(PAGE):
▬▬▬

On Poetry and the Common Good

Posted On 11:38 PM by Brandon Bertram |

Poetry and what?

What is this ever so enigmatic phrase “The Common Good?”

And what, even, is poetry?

Okay, that one’s easy...right?

Poetry is the harnessing of ideas, putting ideas to work by way of carefully chosen words, punctuation, line breaks, etc. It is images and metaphors. Poetry can be stories, conversations, abstractions. Poetry can be confessional, can be didactic.

According to Gwendolyn MacEwan,

Poetry has got nothing to do with poetry.
Poetry is how the air goes green before thunder,
is the sound you make when you come, and
why you live and how you bleed, and

The sound you make or don’t make when you die.
Now, I’m aware of the impossibility of pinning down words with ostensive definitions, poetry especially, so I cite our dear friend Mirriam Webster as just another example of how we define poetry:

Main Entry: po·et·ry
Function: noun
Date: 14th century
1 a: metrical writing : verse b: the productions of a poet : poems
2: writing that formulates a concentrated imaginative awareness of experience in language chosen and arranged to create a specific emotional response through meaning, sound, and rhythm
3 a: something likened to poetry especially in beauty of expression b: poetic quality or aspect .
With poetry being all these things and more, the questions still remain, what is the common good and what does Poetry have to do with it?

I’ll leave those questions to you to think about, as I myself am still pondering their plethora of possible answers.

▬▬▬

(RECORDED INFORMATION):
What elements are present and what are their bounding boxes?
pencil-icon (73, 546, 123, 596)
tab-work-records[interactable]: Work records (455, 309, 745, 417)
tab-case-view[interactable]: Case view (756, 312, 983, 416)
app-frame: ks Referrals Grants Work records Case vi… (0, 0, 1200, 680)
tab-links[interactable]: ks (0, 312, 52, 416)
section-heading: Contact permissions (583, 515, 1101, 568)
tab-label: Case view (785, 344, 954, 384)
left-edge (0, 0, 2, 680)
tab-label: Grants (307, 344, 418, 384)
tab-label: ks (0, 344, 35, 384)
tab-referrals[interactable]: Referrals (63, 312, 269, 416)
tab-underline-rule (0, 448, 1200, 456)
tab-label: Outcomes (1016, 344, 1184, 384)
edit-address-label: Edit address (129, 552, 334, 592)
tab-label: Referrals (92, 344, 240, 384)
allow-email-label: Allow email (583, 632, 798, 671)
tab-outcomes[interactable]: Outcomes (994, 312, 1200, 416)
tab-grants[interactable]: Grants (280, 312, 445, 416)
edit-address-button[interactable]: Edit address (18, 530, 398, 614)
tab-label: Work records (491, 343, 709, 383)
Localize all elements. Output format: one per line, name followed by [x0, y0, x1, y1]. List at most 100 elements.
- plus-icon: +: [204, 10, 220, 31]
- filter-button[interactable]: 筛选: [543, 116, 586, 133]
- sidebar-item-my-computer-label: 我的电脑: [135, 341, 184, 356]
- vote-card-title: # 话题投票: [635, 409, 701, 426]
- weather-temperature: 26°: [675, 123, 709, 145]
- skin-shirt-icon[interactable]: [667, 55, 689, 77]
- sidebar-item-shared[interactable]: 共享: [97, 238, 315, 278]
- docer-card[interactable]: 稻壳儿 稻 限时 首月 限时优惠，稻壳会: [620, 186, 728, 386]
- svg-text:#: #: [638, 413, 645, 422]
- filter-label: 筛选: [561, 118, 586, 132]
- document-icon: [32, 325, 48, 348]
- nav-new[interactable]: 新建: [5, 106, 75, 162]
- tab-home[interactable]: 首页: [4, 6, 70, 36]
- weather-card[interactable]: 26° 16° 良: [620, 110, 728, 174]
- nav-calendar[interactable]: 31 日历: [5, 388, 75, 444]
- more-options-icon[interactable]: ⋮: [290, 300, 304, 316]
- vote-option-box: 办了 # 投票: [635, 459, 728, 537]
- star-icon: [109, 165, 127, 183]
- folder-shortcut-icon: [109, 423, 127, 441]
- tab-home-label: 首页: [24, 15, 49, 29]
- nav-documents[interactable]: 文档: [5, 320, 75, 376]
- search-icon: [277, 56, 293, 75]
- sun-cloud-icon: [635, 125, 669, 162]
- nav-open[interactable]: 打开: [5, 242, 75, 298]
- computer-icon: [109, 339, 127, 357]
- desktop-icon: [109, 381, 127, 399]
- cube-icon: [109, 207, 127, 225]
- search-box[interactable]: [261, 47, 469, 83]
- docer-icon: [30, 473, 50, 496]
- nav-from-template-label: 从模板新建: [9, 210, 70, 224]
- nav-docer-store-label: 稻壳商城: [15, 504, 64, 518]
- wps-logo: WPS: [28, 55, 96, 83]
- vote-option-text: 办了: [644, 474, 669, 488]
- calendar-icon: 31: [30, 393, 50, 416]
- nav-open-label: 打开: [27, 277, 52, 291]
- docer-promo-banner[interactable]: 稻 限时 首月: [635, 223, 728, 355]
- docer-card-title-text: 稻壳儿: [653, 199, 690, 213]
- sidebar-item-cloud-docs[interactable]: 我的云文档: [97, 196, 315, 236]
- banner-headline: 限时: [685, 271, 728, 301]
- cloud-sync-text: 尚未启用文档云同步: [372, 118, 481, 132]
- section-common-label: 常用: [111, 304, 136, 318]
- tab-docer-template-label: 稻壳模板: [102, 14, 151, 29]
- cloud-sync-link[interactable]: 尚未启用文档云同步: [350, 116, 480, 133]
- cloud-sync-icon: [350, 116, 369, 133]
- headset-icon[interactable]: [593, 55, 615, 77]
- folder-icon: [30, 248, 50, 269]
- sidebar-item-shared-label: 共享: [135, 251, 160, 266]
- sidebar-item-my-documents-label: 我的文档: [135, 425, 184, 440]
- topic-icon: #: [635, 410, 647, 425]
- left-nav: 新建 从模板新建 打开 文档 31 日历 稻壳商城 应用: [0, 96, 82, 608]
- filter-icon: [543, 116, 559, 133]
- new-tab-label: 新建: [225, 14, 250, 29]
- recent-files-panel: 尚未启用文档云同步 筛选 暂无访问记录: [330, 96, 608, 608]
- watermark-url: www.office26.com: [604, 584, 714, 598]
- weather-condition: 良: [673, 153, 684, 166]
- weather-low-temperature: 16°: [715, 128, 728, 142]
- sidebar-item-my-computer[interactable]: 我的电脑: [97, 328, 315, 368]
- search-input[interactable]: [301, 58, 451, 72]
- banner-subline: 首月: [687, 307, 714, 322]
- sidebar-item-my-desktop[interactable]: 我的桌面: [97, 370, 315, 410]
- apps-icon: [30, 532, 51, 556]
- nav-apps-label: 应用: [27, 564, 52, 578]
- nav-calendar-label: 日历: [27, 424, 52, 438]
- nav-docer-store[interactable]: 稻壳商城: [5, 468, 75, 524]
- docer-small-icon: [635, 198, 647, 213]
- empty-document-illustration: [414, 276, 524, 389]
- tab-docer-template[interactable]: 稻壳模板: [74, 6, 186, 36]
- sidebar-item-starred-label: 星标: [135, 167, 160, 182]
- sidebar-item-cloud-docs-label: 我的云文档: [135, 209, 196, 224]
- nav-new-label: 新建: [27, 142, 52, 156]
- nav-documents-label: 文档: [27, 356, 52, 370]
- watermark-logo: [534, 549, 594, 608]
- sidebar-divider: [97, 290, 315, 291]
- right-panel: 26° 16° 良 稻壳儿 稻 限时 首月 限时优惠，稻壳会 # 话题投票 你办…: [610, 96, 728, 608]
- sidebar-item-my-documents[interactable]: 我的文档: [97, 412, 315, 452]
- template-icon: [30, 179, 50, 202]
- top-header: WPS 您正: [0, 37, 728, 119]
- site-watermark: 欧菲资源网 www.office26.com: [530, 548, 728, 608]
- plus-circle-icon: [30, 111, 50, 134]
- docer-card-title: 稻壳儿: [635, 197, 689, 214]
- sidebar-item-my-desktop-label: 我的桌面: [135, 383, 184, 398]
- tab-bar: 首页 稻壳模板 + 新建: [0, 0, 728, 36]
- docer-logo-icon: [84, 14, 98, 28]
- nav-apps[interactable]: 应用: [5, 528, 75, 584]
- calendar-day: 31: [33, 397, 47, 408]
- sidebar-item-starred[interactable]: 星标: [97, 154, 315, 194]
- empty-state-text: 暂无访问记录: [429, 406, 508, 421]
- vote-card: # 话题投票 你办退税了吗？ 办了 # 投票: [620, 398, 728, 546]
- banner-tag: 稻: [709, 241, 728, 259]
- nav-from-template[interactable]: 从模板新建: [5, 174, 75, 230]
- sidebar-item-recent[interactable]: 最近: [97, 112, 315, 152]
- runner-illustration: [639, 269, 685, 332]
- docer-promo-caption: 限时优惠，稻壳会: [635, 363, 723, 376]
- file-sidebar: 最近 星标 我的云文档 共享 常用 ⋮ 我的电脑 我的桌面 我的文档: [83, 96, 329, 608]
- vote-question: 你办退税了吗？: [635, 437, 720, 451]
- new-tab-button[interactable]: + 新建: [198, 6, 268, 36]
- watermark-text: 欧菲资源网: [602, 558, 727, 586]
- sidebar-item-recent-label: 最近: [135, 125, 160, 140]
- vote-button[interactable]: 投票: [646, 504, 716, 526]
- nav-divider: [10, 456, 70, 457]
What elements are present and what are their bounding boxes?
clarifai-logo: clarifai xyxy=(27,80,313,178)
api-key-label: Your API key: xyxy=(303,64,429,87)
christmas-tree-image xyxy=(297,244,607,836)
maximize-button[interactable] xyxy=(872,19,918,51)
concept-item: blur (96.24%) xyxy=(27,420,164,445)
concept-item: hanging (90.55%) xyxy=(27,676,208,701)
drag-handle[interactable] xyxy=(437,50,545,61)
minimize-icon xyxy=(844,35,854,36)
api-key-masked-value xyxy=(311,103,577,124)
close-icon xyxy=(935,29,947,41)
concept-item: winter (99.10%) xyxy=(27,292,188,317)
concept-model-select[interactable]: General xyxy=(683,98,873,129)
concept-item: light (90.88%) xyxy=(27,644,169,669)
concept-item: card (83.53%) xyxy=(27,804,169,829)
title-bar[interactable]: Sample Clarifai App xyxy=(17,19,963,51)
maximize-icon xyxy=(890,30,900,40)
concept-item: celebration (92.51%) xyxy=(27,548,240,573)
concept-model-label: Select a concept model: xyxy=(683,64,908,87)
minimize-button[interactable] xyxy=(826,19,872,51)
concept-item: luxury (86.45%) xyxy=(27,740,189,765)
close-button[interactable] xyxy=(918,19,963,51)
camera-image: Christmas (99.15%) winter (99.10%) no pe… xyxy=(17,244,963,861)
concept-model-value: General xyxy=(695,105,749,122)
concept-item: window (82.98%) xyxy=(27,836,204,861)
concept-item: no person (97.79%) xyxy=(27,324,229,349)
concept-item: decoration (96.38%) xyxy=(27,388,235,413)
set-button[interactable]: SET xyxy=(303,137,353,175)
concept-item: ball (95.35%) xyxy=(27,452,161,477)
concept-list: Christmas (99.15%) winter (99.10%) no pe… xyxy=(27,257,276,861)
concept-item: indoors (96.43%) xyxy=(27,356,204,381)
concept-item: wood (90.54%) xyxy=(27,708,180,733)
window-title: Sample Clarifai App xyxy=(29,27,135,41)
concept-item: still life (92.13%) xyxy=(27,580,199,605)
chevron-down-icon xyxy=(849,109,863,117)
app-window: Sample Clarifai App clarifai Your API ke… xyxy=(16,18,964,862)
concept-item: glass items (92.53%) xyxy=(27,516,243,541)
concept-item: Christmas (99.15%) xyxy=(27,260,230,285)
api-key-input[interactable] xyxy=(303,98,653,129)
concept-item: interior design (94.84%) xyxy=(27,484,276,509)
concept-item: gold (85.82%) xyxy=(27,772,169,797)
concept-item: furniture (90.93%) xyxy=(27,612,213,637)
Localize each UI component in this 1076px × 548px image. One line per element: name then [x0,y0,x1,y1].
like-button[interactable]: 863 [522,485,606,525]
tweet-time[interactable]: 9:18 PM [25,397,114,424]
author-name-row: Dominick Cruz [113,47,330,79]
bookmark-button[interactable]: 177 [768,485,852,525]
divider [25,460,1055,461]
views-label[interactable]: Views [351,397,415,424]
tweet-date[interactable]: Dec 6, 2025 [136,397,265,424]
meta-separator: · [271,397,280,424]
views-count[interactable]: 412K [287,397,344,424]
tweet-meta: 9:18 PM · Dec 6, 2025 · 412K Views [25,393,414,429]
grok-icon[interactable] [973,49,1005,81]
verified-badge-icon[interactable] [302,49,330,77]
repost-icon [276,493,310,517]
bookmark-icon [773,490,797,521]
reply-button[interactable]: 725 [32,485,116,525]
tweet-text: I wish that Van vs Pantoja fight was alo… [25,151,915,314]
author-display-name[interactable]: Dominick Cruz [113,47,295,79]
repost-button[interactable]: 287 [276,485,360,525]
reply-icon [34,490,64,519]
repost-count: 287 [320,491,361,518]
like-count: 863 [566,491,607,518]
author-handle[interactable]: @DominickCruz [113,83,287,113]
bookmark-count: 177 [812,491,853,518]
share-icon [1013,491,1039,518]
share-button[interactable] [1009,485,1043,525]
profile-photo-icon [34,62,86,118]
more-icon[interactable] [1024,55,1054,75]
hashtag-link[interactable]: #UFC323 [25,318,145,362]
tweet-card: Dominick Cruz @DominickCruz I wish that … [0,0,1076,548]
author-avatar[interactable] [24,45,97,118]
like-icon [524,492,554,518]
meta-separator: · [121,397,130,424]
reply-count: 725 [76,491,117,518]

▬▬▬

(DIRECTIVE):
Carry the blog post on poetry and the common good forward from its final sentence, writing the paragraphs that would come next.

(ANSWER TO THE EXERCISE):
At any rate, when I made my way out to CMU this morning to see Rhea Tregebov and Gregory Scofield read their poetry I was hoping they’d shed some light on this subject, seeing as the title of the event was Poetry and the Common Good. Instead I was treated simply to a traditional reading that saw Gregory pouring out passionate poems that bounce between English and Cree with a most amazing sense of rythm and cadence, and Rhea reading old and new poems and one, entitled “The Gardens of the Antarctic,” a poetic sci-fi dystopia about what it might be like if we consume ourselves to extinction (a speculation that doesn’t seem all that far-fetched anymore).

Maybe poetry is by its very nature acting towards a common good.

...poetry...is always political and subversive: it uses our foremost technological tool, the ur-tool that is language, against itself, against its tendency to be the supreme analytic and organizing instrument. In poetry, language is always a singer as well as a thinker; a lover as well as an engineer. It discovers and delights in its own physical being, as though it were an otter or a raven rather than simply the vice president in charge of making sense.

-Don McKay
Maybe poetry is by its very nature pushing us toward a common good, causing us to rethink normal and see that there might actually be a different way of going about things. Imagine that.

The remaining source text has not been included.